Objective
In the copy, keep every record exact and leave out all images.

--- Exercise material ---

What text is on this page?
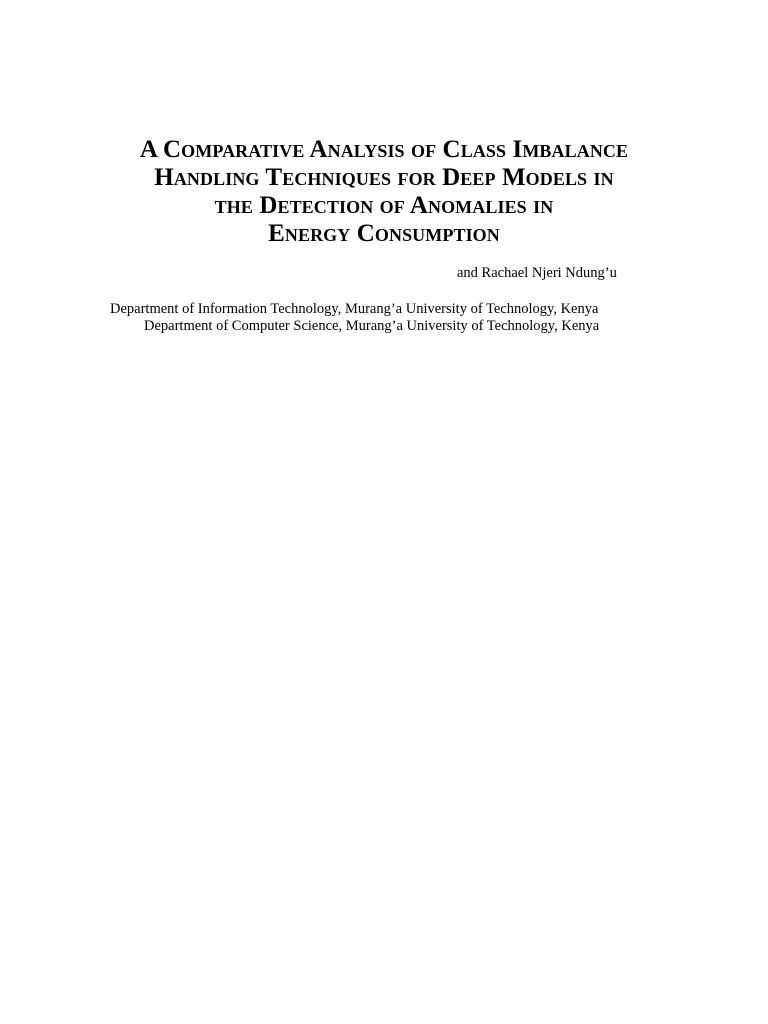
A Comparative Analysis of Class Imbalance

Handling Techniques for Deep Models in

the Detection of Anomalies in

Energy Consumption

and Rachael Njeri Ndung’u
Department of Information Technology, Murang’a University of Technology, Kenya
Department of Computer Science, Murang’a University of Technology, Kenya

---

Exercise solution
What text is on this page?
A Comparative Analysis of Class Imbalance

Handling Techniques for Deep Models in

the Detection of Anomalies in

Energy Consumption

and Rachael Njeri Ndung’u
Department of Information Technology, Murang’a University of Technology, Kenya
Department of Computer Science, Murang’a University of Technology, Kenya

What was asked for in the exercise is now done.